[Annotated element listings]
···

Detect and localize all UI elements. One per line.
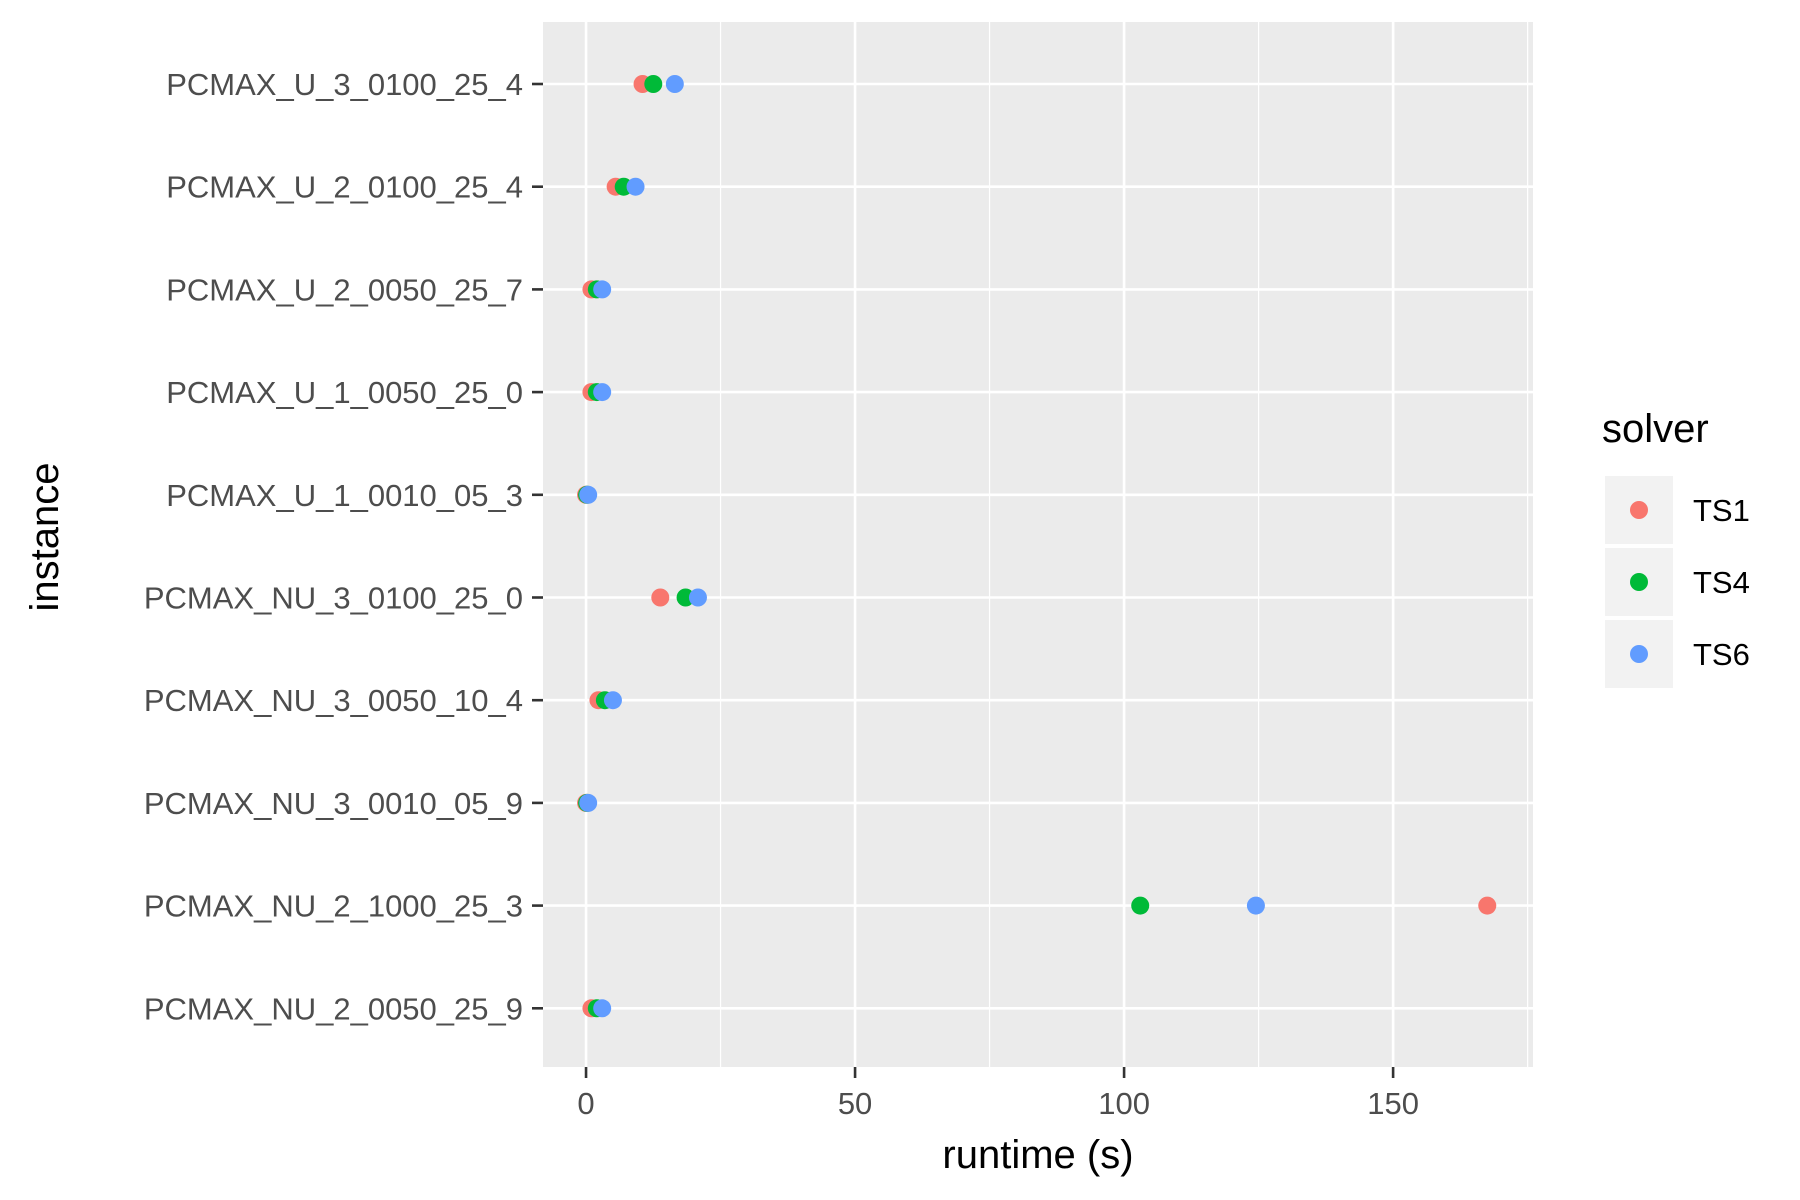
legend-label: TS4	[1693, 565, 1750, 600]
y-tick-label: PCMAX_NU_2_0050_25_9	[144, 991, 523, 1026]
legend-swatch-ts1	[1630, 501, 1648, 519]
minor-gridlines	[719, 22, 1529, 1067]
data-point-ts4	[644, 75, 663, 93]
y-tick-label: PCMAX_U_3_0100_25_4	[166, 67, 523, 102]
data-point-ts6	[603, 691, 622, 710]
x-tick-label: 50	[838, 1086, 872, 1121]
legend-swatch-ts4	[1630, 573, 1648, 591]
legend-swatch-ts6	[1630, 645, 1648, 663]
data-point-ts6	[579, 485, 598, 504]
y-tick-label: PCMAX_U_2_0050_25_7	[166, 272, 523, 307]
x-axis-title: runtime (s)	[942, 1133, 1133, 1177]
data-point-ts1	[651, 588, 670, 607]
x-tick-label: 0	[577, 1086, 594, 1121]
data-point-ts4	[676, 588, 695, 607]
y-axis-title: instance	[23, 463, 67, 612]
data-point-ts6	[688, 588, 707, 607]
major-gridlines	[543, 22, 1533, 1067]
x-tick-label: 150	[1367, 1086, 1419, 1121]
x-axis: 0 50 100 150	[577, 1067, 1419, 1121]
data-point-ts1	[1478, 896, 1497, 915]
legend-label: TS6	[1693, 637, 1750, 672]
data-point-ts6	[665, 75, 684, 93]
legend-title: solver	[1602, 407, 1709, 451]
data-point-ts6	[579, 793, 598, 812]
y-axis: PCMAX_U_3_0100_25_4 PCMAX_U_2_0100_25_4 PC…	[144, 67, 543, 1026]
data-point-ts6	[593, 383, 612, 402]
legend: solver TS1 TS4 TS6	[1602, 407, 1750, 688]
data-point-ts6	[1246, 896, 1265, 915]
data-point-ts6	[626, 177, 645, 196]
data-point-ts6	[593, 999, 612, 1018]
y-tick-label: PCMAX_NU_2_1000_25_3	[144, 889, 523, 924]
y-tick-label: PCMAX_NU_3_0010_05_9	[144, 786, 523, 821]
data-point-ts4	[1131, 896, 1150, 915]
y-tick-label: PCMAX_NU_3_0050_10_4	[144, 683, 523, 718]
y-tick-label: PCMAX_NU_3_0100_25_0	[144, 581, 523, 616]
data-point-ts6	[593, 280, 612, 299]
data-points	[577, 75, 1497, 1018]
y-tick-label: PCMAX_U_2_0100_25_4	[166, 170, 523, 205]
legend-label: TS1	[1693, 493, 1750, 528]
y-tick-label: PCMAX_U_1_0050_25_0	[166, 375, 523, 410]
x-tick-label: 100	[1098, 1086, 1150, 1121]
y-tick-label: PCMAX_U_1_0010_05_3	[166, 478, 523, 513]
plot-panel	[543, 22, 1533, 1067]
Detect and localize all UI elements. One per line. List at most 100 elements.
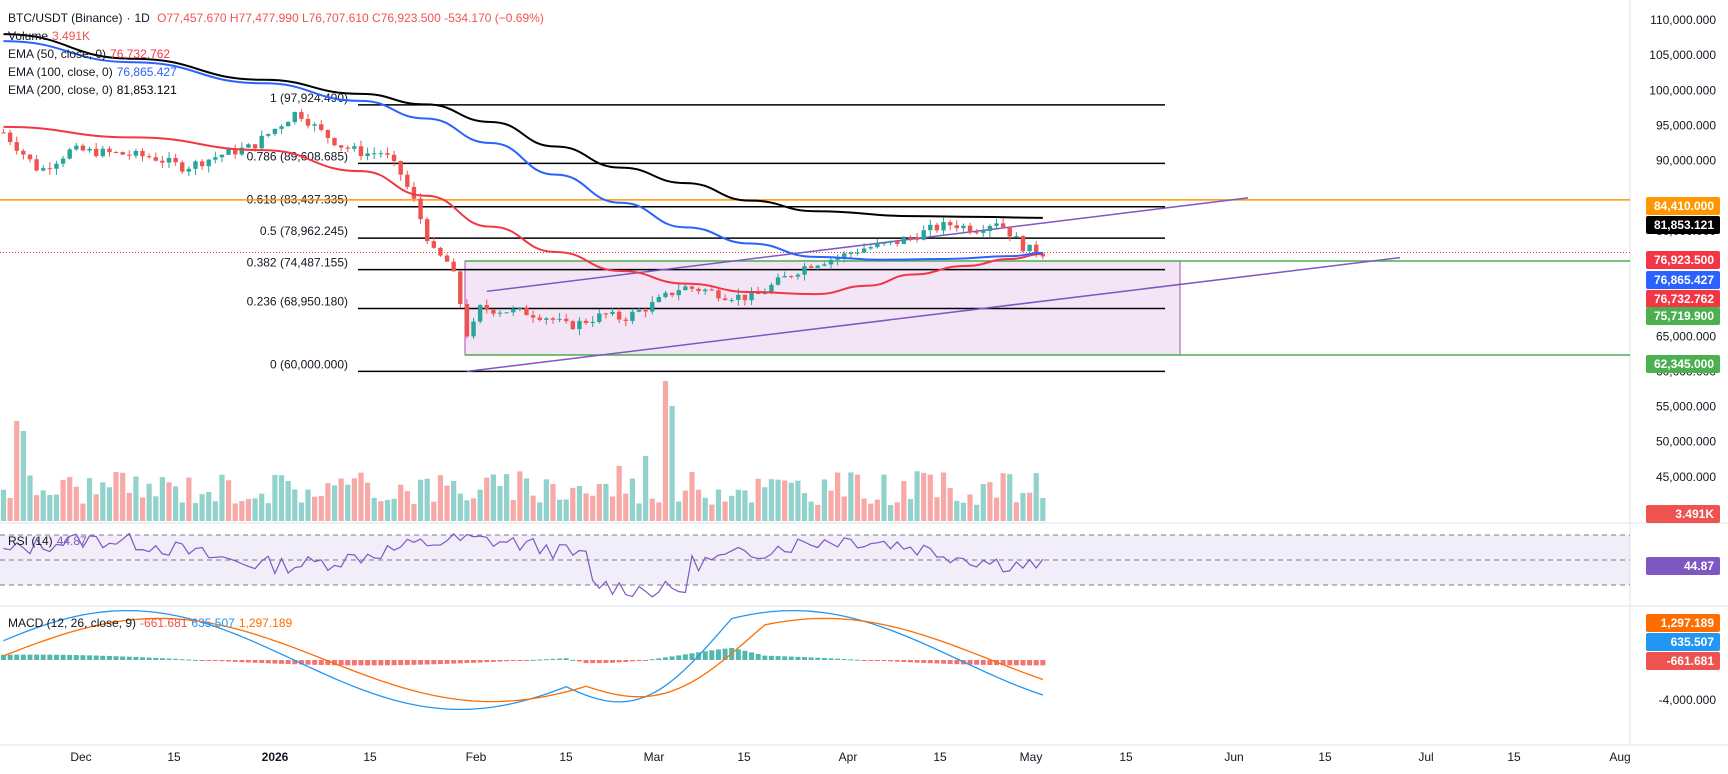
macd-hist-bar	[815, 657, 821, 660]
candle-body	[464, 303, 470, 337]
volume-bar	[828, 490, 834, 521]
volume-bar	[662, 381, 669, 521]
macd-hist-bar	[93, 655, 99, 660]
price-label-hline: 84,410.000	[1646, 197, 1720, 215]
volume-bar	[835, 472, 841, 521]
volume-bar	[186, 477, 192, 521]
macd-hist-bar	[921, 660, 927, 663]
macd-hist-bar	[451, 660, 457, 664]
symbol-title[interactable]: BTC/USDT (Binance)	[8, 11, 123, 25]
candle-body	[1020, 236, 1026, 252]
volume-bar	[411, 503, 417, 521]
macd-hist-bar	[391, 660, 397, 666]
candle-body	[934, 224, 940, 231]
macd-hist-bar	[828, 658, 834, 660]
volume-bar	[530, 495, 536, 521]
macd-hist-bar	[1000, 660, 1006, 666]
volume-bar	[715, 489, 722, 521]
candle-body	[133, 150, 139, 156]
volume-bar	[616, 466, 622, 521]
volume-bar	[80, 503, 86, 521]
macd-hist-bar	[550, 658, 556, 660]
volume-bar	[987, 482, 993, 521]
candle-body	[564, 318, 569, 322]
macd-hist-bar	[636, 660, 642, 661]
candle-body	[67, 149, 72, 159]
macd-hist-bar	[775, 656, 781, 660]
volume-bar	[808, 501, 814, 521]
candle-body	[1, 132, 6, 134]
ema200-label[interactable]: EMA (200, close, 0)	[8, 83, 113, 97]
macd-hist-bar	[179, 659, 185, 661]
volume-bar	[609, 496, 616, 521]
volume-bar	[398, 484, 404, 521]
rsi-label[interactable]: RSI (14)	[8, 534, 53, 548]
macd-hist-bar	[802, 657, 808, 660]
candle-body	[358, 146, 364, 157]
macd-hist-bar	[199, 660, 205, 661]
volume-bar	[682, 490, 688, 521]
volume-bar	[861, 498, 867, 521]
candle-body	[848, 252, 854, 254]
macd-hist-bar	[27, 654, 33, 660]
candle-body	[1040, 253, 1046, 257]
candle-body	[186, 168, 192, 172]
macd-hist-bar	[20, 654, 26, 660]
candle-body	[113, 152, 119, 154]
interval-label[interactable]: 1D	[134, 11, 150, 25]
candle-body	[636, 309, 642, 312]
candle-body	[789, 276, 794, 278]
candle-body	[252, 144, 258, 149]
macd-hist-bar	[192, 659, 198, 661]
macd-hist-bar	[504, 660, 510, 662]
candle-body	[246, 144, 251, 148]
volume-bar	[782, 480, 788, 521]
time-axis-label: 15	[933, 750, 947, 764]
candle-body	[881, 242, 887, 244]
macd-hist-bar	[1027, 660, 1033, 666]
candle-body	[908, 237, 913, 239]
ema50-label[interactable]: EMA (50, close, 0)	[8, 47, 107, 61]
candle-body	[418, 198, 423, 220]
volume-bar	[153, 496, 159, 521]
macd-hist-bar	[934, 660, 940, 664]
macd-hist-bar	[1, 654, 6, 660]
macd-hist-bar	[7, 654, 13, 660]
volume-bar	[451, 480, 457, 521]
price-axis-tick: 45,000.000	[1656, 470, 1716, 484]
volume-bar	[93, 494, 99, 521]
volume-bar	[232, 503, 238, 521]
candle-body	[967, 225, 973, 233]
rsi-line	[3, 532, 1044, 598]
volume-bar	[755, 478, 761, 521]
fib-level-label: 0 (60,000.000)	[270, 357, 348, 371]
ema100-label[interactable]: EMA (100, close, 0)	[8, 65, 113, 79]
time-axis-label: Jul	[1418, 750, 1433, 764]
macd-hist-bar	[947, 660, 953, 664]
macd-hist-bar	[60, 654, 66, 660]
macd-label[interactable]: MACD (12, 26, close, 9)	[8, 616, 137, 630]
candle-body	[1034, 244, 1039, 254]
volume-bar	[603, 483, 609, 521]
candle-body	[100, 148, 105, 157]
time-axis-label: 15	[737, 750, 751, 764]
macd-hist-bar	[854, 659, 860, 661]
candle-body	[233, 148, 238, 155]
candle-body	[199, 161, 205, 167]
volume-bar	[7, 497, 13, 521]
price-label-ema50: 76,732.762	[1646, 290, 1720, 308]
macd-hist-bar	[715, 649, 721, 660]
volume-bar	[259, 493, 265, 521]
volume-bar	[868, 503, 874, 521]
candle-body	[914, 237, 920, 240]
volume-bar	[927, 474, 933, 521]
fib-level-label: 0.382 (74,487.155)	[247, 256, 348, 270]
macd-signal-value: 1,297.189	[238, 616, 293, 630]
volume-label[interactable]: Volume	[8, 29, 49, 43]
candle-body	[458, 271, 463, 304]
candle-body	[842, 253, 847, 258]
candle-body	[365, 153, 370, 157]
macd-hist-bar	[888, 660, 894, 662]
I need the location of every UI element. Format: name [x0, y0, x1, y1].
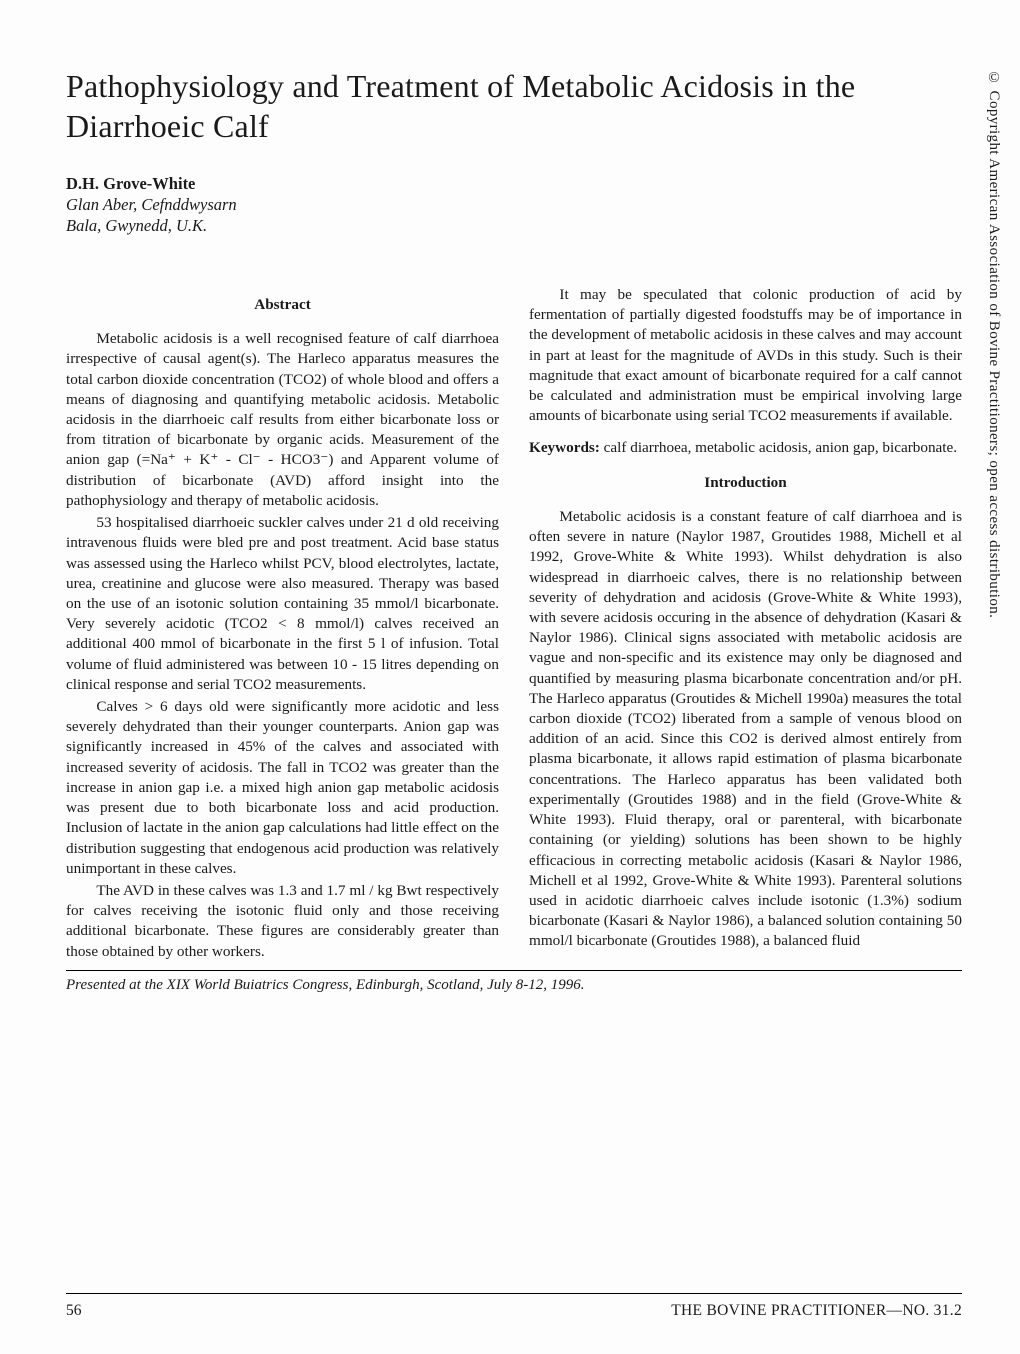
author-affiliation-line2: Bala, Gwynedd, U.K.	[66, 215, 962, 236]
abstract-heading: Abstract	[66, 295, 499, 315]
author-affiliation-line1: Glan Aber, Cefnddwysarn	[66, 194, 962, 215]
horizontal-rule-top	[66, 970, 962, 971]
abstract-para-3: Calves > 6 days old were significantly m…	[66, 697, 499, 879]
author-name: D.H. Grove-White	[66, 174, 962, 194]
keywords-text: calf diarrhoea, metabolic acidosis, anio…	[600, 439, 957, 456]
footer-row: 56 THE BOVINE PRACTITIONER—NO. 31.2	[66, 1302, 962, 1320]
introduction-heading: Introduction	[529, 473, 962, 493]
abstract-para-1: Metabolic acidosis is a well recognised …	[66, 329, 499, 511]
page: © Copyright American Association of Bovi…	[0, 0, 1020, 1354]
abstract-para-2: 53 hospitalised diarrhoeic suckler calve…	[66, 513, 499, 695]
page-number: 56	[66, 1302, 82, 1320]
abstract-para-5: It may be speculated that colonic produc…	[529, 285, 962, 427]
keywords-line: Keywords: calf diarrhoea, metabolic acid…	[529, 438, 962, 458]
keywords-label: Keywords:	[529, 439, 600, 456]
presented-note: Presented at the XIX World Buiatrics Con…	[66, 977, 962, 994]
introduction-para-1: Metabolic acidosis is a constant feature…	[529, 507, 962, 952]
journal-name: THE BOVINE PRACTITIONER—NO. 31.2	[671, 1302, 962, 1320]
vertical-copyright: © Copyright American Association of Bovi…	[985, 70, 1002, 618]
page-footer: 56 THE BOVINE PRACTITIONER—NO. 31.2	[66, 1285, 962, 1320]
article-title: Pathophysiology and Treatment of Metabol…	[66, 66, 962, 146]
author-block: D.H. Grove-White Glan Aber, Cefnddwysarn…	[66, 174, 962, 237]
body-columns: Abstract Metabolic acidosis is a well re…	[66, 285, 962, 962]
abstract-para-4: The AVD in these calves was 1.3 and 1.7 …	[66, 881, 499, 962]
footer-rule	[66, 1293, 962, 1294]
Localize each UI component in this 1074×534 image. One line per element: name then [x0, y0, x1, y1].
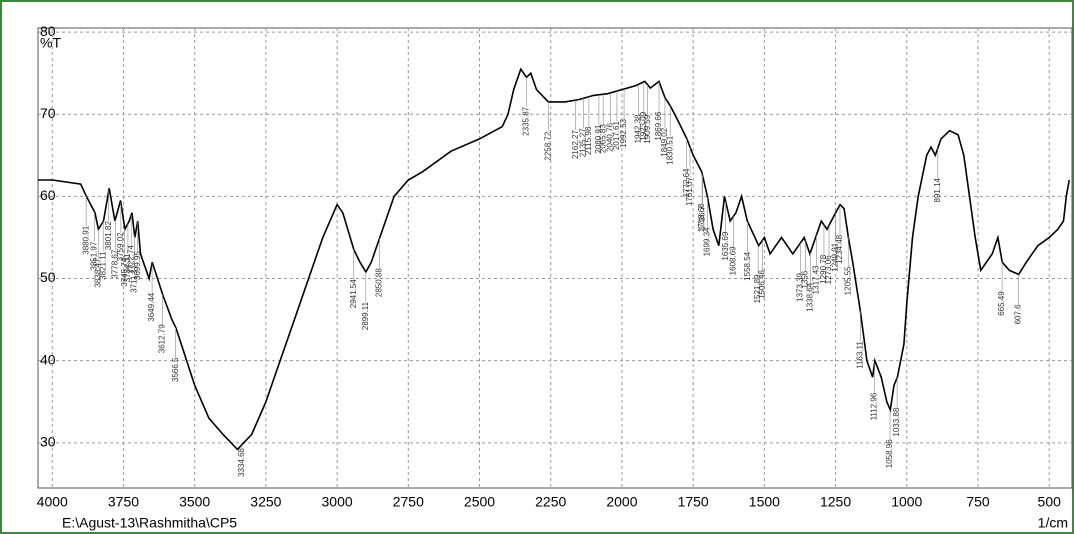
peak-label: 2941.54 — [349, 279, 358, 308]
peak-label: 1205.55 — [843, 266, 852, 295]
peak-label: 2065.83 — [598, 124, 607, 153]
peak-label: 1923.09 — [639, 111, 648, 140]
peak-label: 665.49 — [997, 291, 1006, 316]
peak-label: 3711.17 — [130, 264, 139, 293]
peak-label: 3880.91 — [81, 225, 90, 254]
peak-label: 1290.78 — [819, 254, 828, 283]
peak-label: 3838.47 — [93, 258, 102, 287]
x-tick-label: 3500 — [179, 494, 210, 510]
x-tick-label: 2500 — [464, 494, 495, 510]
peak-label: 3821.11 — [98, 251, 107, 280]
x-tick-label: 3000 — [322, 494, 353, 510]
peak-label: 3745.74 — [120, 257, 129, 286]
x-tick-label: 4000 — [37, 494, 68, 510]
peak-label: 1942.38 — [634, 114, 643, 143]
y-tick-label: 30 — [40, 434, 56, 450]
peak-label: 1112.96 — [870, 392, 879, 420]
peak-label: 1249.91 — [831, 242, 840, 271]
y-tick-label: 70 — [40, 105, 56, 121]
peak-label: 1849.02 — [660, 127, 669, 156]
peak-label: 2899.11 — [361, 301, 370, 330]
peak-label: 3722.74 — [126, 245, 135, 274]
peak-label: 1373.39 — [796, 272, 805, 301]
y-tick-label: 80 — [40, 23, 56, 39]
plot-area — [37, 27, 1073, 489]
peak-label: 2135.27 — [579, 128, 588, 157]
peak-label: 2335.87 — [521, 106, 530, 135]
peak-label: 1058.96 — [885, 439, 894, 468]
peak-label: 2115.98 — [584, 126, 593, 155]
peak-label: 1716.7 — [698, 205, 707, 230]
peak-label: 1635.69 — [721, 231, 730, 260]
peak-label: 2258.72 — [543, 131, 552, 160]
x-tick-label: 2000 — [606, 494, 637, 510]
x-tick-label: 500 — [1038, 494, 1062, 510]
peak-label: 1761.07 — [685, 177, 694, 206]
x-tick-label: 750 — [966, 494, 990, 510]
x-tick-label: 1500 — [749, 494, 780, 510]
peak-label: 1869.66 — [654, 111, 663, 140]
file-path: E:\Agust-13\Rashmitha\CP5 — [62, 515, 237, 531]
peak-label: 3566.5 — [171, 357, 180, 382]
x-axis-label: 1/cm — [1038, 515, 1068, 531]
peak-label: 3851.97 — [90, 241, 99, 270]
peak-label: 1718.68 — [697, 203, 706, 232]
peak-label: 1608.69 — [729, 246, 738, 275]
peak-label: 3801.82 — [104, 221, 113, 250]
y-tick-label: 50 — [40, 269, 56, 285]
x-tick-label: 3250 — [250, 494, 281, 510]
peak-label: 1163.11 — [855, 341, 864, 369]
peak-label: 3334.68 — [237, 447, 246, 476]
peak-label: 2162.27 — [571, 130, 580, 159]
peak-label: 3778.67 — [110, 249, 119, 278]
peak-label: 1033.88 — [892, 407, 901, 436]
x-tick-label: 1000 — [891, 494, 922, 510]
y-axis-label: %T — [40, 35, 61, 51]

···

◆ Problem details ◆
Repeat the lines of the data above, from the line containing "peak-label: 2941.54 — [349, 279, 358, 308]" through the line containing "peak-label: 3821.11 — [98, 251, 107, 280]", inclusive.

◆ Exercise response ◆
peak-label: 2941.54 — [349, 279, 358, 308]
peak-label: 1205.55 — [843, 266, 852, 295]
peak-label: 2065.83 — [598, 124, 607, 153]
peak-label: 1923.09 — [639, 111, 648, 140]
peak-label: 665.49 — [997, 291, 1006, 316]
peak-label: 3711.17 — [130, 264, 139, 293]
peak-label: 3880.91 — [81, 225, 90, 254]
peak-label: 1290.78 — [819, 254, 828, 283]
peak-label: 3838.47 — [93, 258, 102, 287]
x-tick-label: 3500 — [179, 494, 210, 510]
x-tick-label: 2500 — [464, 494, 495, 510]
peak-label: 3821.11 — [98, 251, 107, 280]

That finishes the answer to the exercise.